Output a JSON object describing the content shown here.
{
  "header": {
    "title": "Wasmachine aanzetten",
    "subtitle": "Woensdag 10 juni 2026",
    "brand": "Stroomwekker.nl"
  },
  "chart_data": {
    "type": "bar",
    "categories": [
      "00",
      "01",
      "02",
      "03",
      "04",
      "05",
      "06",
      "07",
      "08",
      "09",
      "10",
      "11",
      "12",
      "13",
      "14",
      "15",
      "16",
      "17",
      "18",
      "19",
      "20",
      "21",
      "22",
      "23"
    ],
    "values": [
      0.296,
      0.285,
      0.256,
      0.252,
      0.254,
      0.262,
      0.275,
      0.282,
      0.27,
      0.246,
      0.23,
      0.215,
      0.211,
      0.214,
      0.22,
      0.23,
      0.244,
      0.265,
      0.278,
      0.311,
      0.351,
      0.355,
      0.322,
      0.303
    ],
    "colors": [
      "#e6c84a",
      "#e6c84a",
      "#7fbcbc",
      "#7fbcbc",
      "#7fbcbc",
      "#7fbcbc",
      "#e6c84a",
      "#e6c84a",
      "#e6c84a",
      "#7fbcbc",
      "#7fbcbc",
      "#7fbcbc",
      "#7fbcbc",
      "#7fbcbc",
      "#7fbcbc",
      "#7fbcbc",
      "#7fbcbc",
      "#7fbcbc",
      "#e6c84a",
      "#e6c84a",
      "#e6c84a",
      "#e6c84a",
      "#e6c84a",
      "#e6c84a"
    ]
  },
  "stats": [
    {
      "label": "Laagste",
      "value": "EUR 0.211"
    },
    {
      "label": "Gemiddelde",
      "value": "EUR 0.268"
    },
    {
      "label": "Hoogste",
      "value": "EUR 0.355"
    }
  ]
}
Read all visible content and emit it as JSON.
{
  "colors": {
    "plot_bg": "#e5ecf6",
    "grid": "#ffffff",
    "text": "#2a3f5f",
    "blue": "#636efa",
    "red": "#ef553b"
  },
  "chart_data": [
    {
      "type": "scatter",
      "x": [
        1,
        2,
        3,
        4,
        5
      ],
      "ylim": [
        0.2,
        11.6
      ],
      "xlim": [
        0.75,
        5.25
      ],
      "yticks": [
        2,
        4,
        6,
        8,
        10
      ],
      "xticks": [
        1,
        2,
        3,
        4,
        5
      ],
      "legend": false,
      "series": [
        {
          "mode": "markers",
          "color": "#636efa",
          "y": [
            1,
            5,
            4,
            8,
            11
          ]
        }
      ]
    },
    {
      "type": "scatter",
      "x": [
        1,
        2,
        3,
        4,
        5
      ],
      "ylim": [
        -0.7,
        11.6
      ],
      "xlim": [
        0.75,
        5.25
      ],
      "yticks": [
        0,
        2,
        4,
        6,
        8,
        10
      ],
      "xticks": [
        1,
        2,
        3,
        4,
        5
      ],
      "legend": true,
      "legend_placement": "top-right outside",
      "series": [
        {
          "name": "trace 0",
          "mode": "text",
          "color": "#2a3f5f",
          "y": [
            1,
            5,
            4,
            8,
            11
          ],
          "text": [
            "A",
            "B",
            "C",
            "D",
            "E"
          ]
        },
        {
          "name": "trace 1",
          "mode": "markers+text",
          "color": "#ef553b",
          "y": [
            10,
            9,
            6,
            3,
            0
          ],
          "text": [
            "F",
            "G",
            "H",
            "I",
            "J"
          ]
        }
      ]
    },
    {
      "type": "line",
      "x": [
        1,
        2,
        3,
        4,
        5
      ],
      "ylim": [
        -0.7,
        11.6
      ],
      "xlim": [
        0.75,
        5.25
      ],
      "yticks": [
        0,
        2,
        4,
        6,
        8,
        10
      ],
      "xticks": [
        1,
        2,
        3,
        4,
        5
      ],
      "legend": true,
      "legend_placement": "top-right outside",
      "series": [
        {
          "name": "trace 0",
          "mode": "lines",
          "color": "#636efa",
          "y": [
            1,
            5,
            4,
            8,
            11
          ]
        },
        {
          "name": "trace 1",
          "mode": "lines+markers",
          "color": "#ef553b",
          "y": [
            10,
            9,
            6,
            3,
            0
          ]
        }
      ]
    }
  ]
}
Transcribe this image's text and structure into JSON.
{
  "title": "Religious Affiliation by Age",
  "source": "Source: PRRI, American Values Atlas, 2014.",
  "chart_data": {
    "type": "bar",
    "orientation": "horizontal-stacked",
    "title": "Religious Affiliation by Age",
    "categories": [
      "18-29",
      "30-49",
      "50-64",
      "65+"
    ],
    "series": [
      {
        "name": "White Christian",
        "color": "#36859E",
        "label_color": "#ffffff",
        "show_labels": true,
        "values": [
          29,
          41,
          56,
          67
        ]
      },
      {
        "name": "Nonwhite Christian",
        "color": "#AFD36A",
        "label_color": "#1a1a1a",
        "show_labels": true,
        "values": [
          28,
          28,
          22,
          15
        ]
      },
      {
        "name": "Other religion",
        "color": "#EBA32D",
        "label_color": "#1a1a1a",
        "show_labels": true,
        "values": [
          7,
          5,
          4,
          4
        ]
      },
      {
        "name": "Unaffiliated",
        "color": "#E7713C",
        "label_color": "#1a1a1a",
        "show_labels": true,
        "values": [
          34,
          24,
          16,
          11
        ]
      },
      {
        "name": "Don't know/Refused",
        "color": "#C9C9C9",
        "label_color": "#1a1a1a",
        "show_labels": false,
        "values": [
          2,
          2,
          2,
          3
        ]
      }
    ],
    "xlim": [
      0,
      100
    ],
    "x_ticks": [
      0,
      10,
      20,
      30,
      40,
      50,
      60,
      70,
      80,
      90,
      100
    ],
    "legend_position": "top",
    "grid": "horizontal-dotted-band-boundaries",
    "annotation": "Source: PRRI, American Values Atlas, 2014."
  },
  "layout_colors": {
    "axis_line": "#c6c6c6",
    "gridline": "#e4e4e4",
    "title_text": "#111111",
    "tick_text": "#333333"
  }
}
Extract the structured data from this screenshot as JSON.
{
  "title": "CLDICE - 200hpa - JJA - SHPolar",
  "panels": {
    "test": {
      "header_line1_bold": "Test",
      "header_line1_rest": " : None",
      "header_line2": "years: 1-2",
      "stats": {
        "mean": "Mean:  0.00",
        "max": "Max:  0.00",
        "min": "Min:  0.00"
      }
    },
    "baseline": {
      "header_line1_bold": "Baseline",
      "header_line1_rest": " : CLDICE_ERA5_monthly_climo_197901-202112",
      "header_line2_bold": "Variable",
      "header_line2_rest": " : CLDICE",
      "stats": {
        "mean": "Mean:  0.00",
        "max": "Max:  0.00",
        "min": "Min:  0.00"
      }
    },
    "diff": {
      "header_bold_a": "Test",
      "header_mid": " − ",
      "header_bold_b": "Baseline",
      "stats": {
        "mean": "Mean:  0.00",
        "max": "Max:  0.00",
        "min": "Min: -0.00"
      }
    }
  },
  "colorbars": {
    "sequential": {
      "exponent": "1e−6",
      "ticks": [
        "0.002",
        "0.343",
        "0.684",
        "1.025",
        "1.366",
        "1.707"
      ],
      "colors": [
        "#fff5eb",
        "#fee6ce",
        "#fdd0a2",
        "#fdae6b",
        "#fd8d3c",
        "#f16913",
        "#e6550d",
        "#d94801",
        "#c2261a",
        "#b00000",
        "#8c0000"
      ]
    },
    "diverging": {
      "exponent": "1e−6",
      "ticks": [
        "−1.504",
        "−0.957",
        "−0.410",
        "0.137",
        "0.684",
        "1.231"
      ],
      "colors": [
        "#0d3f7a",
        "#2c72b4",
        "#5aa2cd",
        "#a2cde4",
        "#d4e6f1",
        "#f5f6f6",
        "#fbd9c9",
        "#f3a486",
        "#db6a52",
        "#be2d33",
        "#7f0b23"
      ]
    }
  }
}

==================================================

**Task statement:** In the entries above, find the line containing "Extract the structured". Set down that line and every line after it through the last one, exactly and alone.

**The response:**
Extract the structured data from this screenshot as JSON.
{
  "title": "CLDICE - 200hpa - JJA - SHPolar",
  "panels": {
    "test": {
      "header_line1_bold": "Test",
      "header_line1_rest": " : None",
      "header_line2": "years: 1-2",
      "stats": {
        "mean": "Mean:  0.00",
        "max": "Max:  0.00",
        "min": "Min:  0.00"
      }
    },
    "baseline": {
      "header_line1_bold": "Baseline",
      "header_line1_rest": " : CLDICE_ERA5_monthly_climo_197901-202112",
      "header_line2_bold": "Variable",
      "header_line2_rest": " : CLDICE",
      "stats": {
        "mean": "Mean:  0.00",
        "max": "Max:  0.00",
        "min": "Min:  0.00"
      }
    },
    "diff": {
      "header_bold_a": "Test",
      "header_mid": " − ",
      "header_bold_b": "Baseline",
      "stats": {
        "mean": "Mean:  0.00",
        "max": "Max:  0.00",
        "min": "Min: -0.00"
      }
    }
  },
  "colorbars": {
    "sequential": {
      "exponent": "1e−6",
      "ticks": [
        "0.002",
        "0.343",
        "0.684",
        "1.025",
        "1.366",
        "1.707"
      ],
      "colors": [
        "#fff5eb",
        "#fee6ce",
        "#fdd0a2",
        "#fdae6b",
        "#fd8d3c",
        "#f16913",
        "#e6550d",
        "#d94801",
        "#c2261a",
        "#b00000",
        "#8c0000"
      ]
    },
    "diverging": {
      "exponent": "1e−6",
      "ticks": [
        "−1.504",
        "−0.957",
        "−0.410",
        "0.137",
        "0.684",
        "1.231"
      ],
      "colors": [
        "#0d3f7a",
        "#2c72b4",
        "#5aa2cd",
        "#a2cde4",
        "#d4e6f1",
        "#f5f6f6",
        "#fbd9c9",
        "#f3a486",
        "#db6a52",
        "#be2d33",
        "#7f0b23"
      ]
    }
  }
}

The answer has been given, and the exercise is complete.